■ WRITTEN EXERCISE: Count the lines below that contain "Custom". Give only the number.

■ DATA SUPPLIED:
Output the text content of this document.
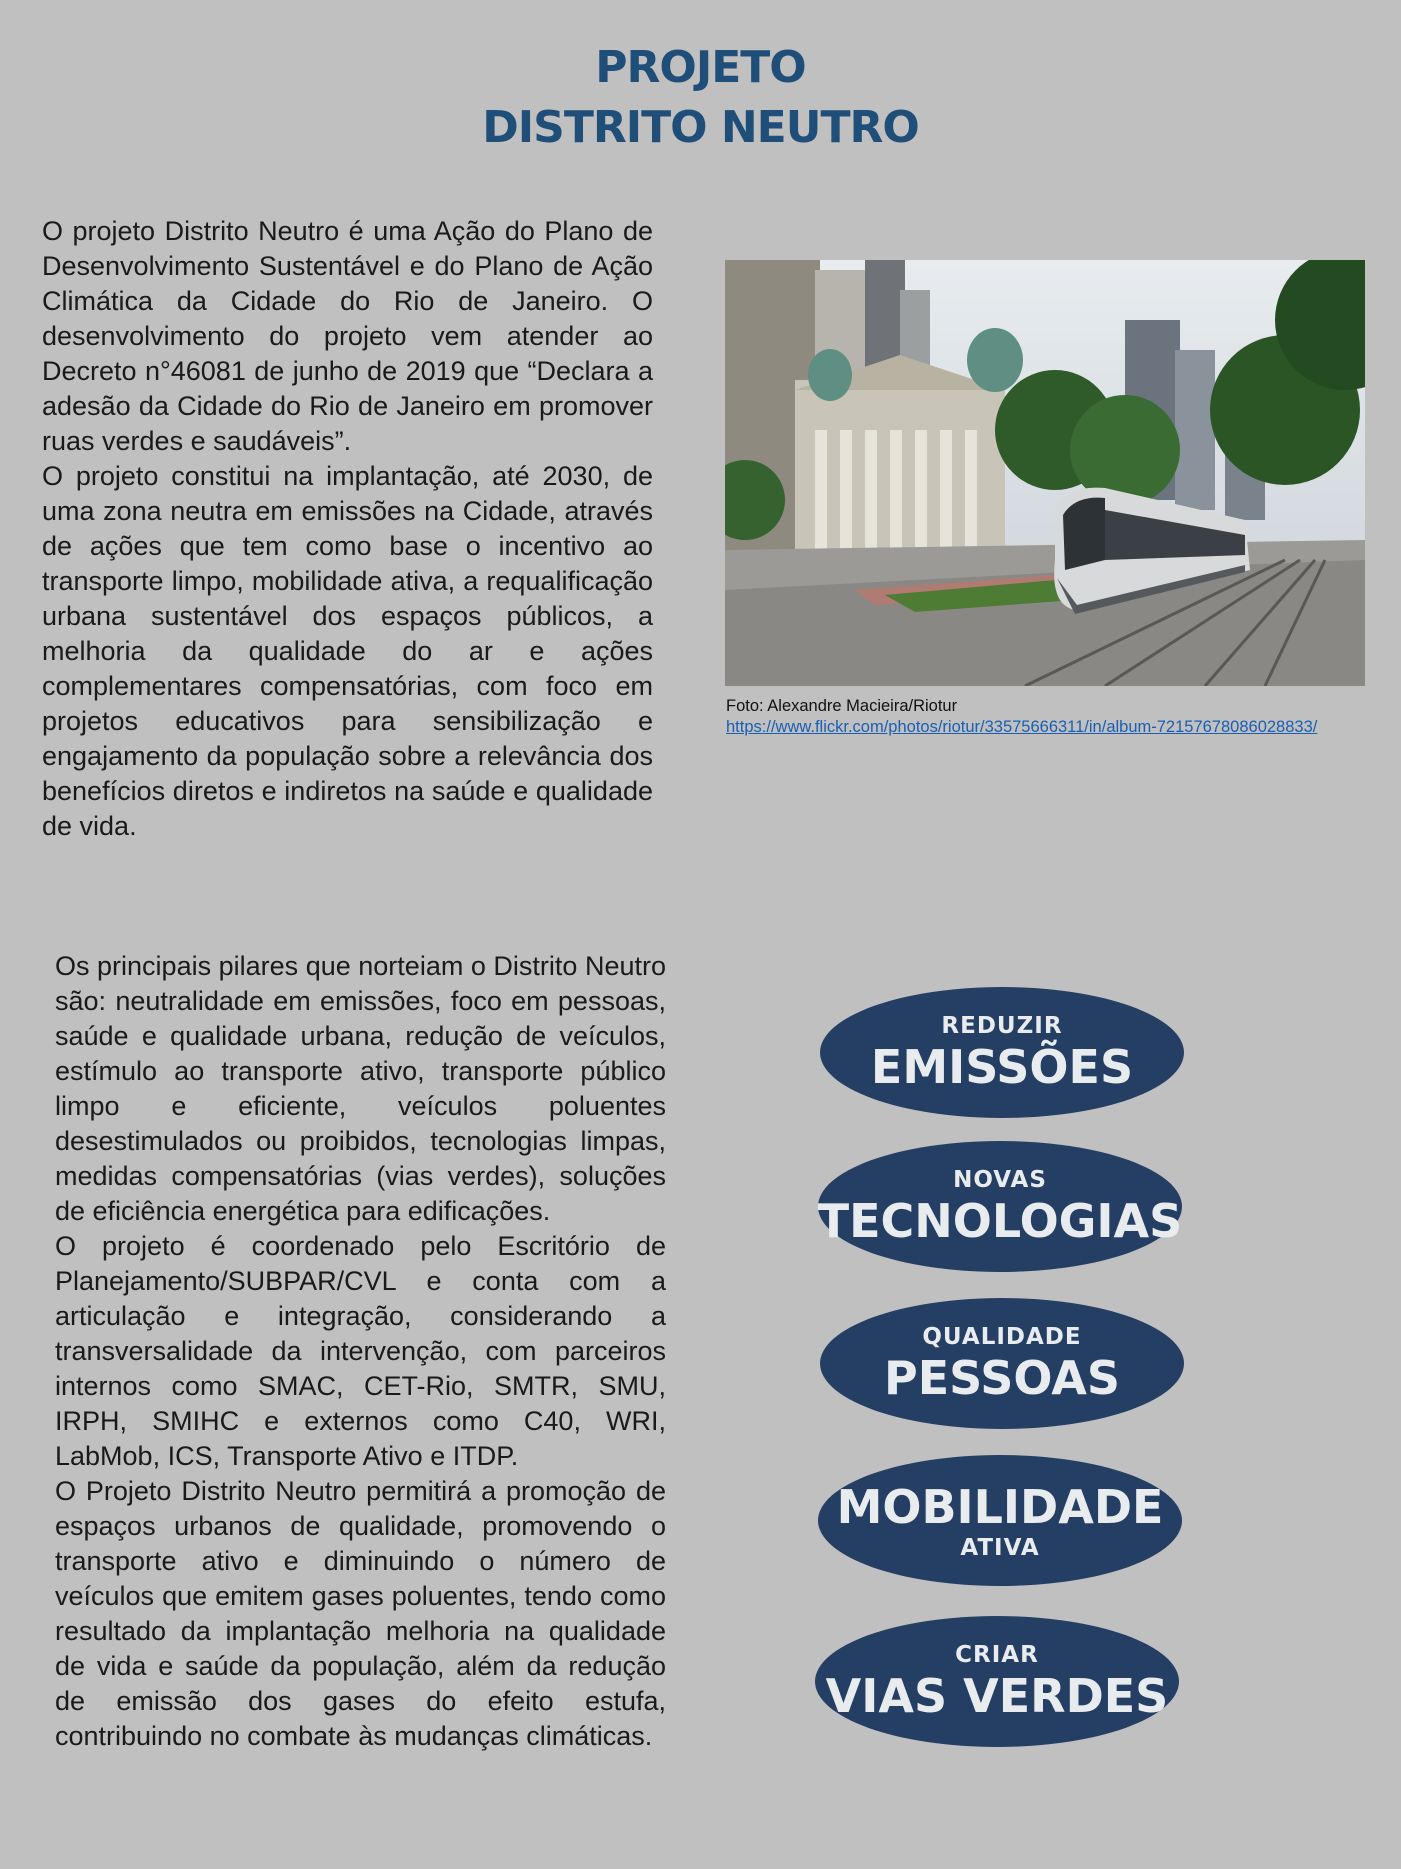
PROJETO
DISTRITO NEUTRO

O projeto Distrito Neutro é uma Ação do Plano de Desenvolvimento Sustentável e do Plano de Ação Climática da Cidade do Rio de Janeiro. O desenvolvimento do projeto vem atender ao Decreto n°46081 de junho de 2019 que “Declara a adesão da Cidade do Rio de Janeiro em promover ruas verdes e saudáveis”.

O projeto constitui na implantação, até 2030, de uma zona neutra em emissões na Cidade, através de ações que tem como base o incentivo ao transporte limpo, mobilidade ativa, a requalificação urbana sustentável dos espaços públicos, a melhoria da qualidade do ar e ações complementares compensatórias, com foco em projetos educativos para sensibilização e engajamento da população sobre a relevância dos benefícios diretos e indiretos na saúde e qualidade de vida.

Foto: Alexandre Macieira/Riotur
https://www.flickr.com/photos/riotur/33575666311/in/album-72157678086028833/

Os principais pilares que norteiam o Distrito Neutro são: neutralidade em emissões, foco em pessoas, saúde e qualidade urbana, redução de veículos, estímulo ao transporte ativo, transporte público limpo e eficiente, veículos poluentes desestimulados ou proibidos, tecnologias limpas, medidas compensatórias (vias verdes), soluções de eficiência energética para edificações.

O projeto é coordenado pelo Escritório de Planejamento/SUBPAR/CVL e conta com a articulação e integração, considerando a transversalidade da intervenção, com parceiros internos como SMAC, CET-Rio, SMTR, SMU, IRPH, SMIHC e externos como C40, WRI, LabMob, ICS, Transporte Ativo e ITDP.

O Projeto Distrito Neutro permitirá a promoção de espaços urbanos de qualidade, promovendo o transporte ativo e diminuindo o número de veículos que emitem gases poluentes, tendo como resultado da implantação melhoria na qualidade de vida e saúde da população, além da redução de emissão dos gases do efeito estufa, contribuindo no combate às mudanças climáticas.

REDUZIR
EMISSÕES
NOVAS
TECNOLOGIAS
QUALIDADE
PESSOAS
MOBILIDADE
ATIVA
CRIAR
VIAS VERDES
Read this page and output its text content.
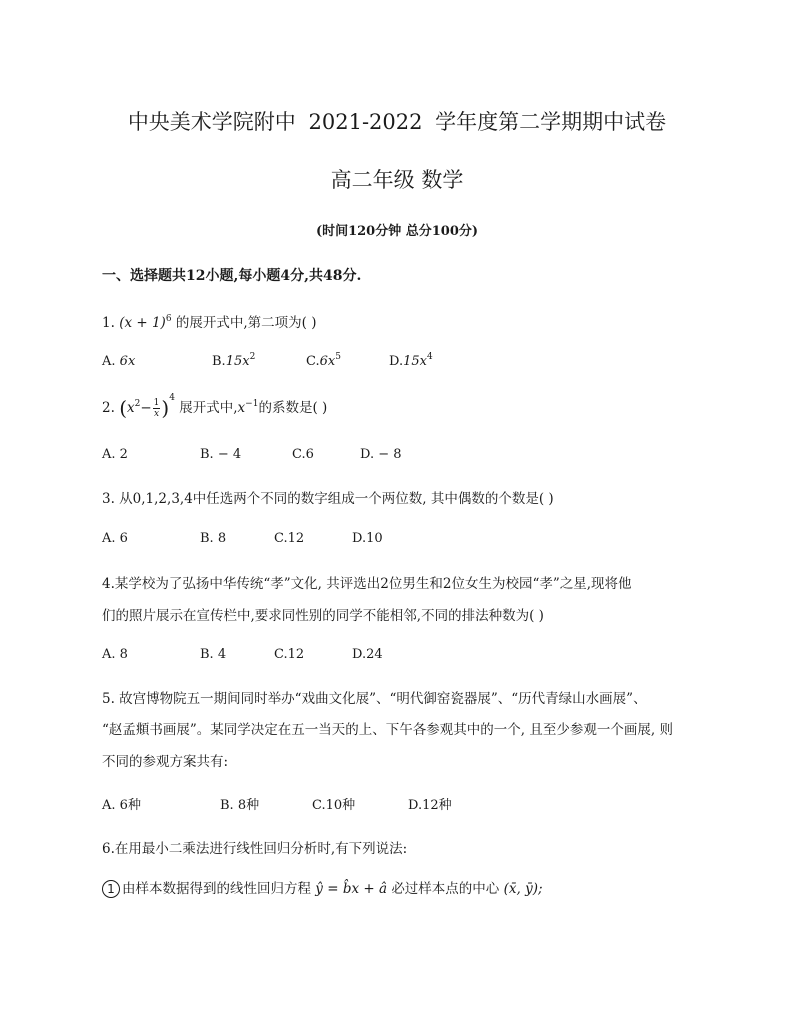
中央美术学院附中 2021-2022 学年度第二学期期中试卷
高二年级 数学
(时间120分钟 总分100分)
一、选择题共12小题,每小题4分,共48分.
1. $(x + 1)^6$ 的展开式中,第二项为( )
A. 6x	$B.15x^2$	$C.6x^5$	$D.15x^4$
2. $(x^2- \frac{1}{x} )^4$ 展开式中$,x^{-1}$的系数是( )
A. 2	B. − 4	C.6	D. − 8
3. 从0,1,2,3,4中任选两个不同的数字组成一个两位数, 其中偶数的个数是( )
A. 6	B. 8	C.12	D.10
4.某学校为了弘扬中华传统“孝”文化, 共评选出2位男生和2位女生为校园“孝”之星,现将他
们的照片展示在宣传栏中,要求同性别的同学不能相邻,不同的排法种数为( )
A. 8	B. 4	C.12	D.24
5. 故宫博物院五一期间同时举办“戏曲文化展”、“明代御窑瓷器展”、“历代青绿山水画展”、
“赵孟頫书画展”。某同学决定在五一当天的上、下午各参观其中的一个, 且至少参观一个画展, 则
不同的参观方案共有:
A. 6种	B. 8种	C.10种	D.12种
6.在用最小二乘法进行线性回归分析时,有下列说法:
1 由样本数据得到的线性回归方程 ŷ = b̂x + â 必过样本点的中心 (x̄, ȳ);
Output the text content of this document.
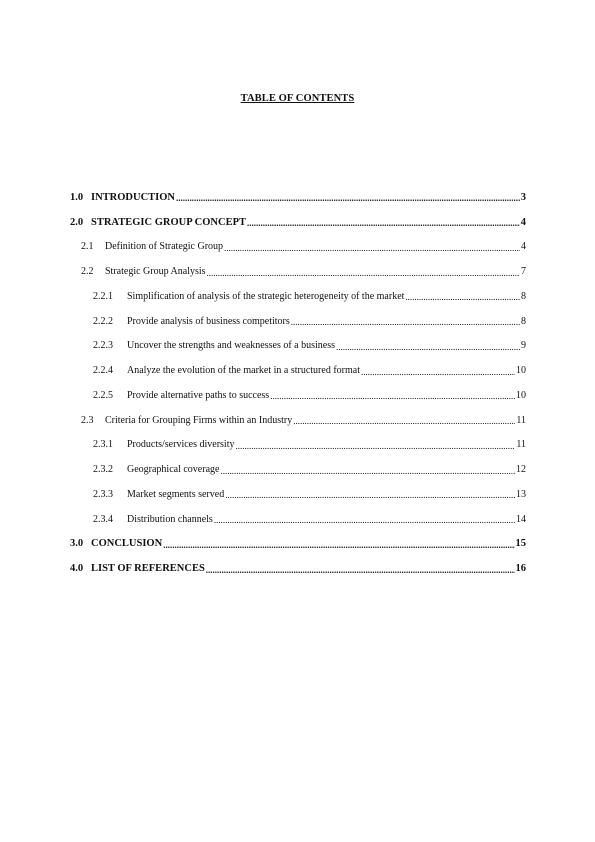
TABLE OF CONTENTS
1.0 INTRODUCTION .....	3
2.0 STRATEGIC GROUP CONCEPT .....	4
2.1	Definition of Strategic Group .....	4
2.2	Strategic Group Analysis .....	7
2.2.1	Simplification of analysis of the strategic heterogeneity of the market .....	8
2.2.2	Provide analysis of business competitors .....	8
2.2.3	Uncover the strengths and weaknesses of a business .....	9
2.2.4	Analyze the evolution of the market in a structured format .....	10
2.2.5	Provide alternative paths to success .....	10
2.3	Criteria for Grouping Firms within an Industry .....	11
2.3.1	Products/services diversity .....	11
2.3.2	Geographical coverage .....	12
2.3.3	Market segments served .....	13
2.3.4	Distribution channels .....	14
3.0 CONCLUSION .....	15
4.0 LIST OF REFERENCES .....	16
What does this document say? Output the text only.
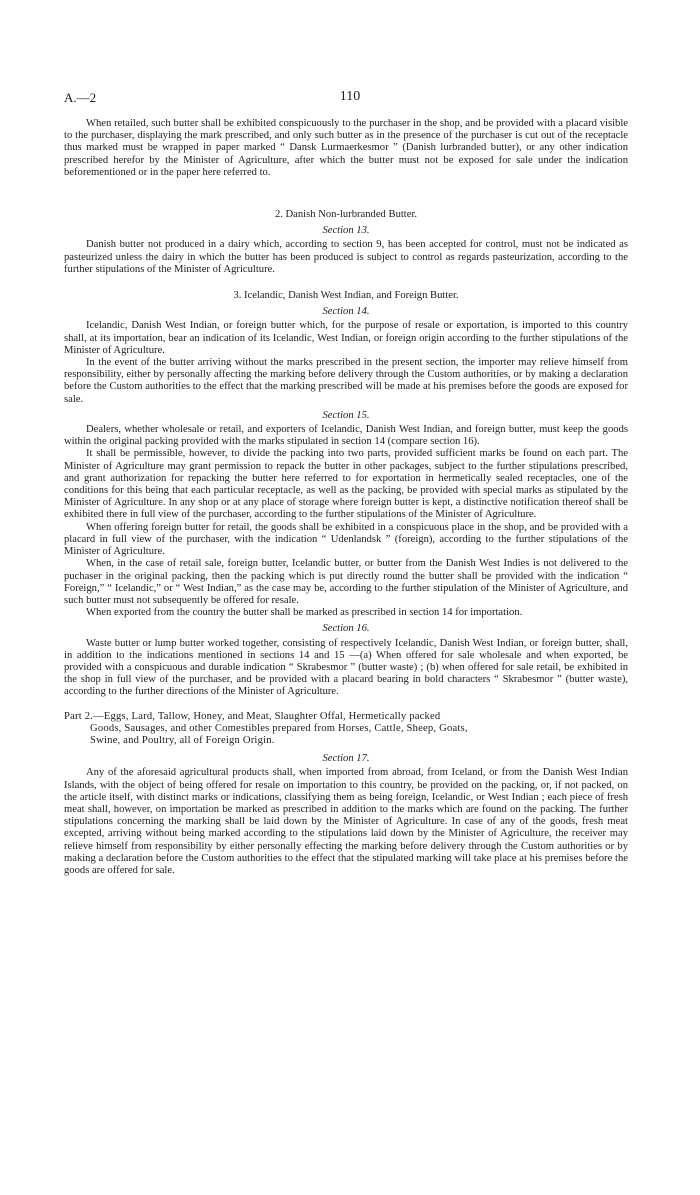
A.—2	110

When retailed, such butter shall be exhibited conspicuously to the purchaser in the shop, and be provided with a placard visible to the purchaser, displaying the mark prescribed, and only such butter as in the presence of the purchaser is cut out of the receptacle thus marked must be wrapped in paper marked “ Dansk Lurmaerkesmor ” (Danish lurbranded butter), or any other indication prescribed herefor by the Minister of Agriculture, after which the butter must not be exposed for sale under the indication beforementioned or in the paper here referred to.

2. Danish Non-lurbranded Butter.

Section 13.

Danish butter not produced in a dairy which, according to section 9, has been accepted for control, must not be indicated as pasteurized unless the dairy in which the butter has been produced is subject to control as regards pasteurization, according to the further stipulations of the Minister of Agriculture.

3. Icelandic, Danish West Indian, and Foreign Butter.

Section 14.

Icelandic, Danish West Indian, or foreign butter which, for the purpose of resale or exportation, is imported to this country shall, at its importation, bear an indication of its Icelandic, West Indian, or foreign origin according to the further stipulations of the Minister of Agriculture.

In the event of the butter arriving without the marks prescribed in the present section, the importer may relieve himself from responsibility, either by personally affecting the marking before delivery through the Custom authorities, or by making a declaration before the Custom authorities to the effect that the marking prescribed will be made at his premises before the goods are exposed for sale.

Section 15.

Dealers, whether wholesale or retail, and exporters of Icelandic, Danish West Indian, and foreign butter, must keep the goods within the original packing provided with the marks stipulated in section 14 (compare section 16).

It shall be permissible, however, to divide the packing into two parts, provided sufficient marks be found on each part. The Minister of Agriculture may grant permission to repack the butter in other packages, subject to the further stipulations prescribed, and grant authorization for repacking the butter here referred to for exportation in hermetically sealed receptacles, one of the conditions for this being that each particular receptacle, as well as the packing, be provided with special marks as stipulated by the Minister of Agriculture. In any shop or at any place of storage where foreign butter is kept, a distinctive notification thereof shall be exhibited there in full view of the purchaser, according to the further stipulations of the Minister of Agriculture.

When offering foreign butter for retail, the goods shall be exhibited in a conspicuous place in the shop, and be provided with a placard in full view of the purchaser, with the indication “ Udenlandsk ” (foreign), according to the further stipulations of the Minister of Agriculture.

When, in the case of retail sale, foreign butter, Icelandic butter, or butter from the Danish West Indies is not delivered to the puchaser in the original packing, then the packing which is put directly round the butter shall be provided with the indication “ Foreign,” “ Icelandic,” or “ West Indian,” as the case may be, according to the further stipulation of the Minister of Agriculture, and such butter must not subsequently be offered for resale.

When exported from the country the butter shall be marked as prescribed in section 14 for importation.

Section 16.

Waste butter or lump butter worked together, consisting of respectively Icelandic, Danish West Indian, or foreign butter, shall, in addition to the indications mentioned in sections 14 and 15 —(a) When offered for sale wholesale and when exported, be provided with a conspicuous and durable indication “ Skrabesmor ” (butter waste) ; (b) when offered for sale retail, be exhibited in the shop in full view of the purchaser, and be provided with a placard bearing in bold characters “ Skrabesmor ” (butter waste), according to the further directions of the Minister of Agriculture.

Part 2.—Eggs, Lard, Tallow, Honey, and Meat, Slaughter Offal, Hermetically packed
Goods, Sausages, and other Comestibles prepared from Horses, Cattle, Sheep, Goats,
Swine, and Poultry, all of Foreign Origin.

Section 17.

Any of the aforesaid agricultural products shall, when imported from abroad, from Iceland, or from the Danish West Indian Islands, with the object of being offered for resale on importation to this country, be provided on the packing, or, if not packed, on the article itself, with distinct marks or indications, classifying them as being foreign, Icelandic, or West Indian ; each piece of fresh meat shall, however, on importation be marked as prescribed in addition to the marks which are found on the packing. The further stipulations concerning the marking shall be laid down by the Minister of Agriculture. In case of any of the goods, fresh meat excepted, arriving without being marked according to the stipulations laid down by the Minister of Agriculture, the receiver may relieve himself from responsibility by either personally effecting the marking before delivery through the Custom authorities or by making a declaration before the Custom authorities to the effect that the stipulated marking will take place at his premises before the goods are offered for sale.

■ WORKED SOLUTION: 2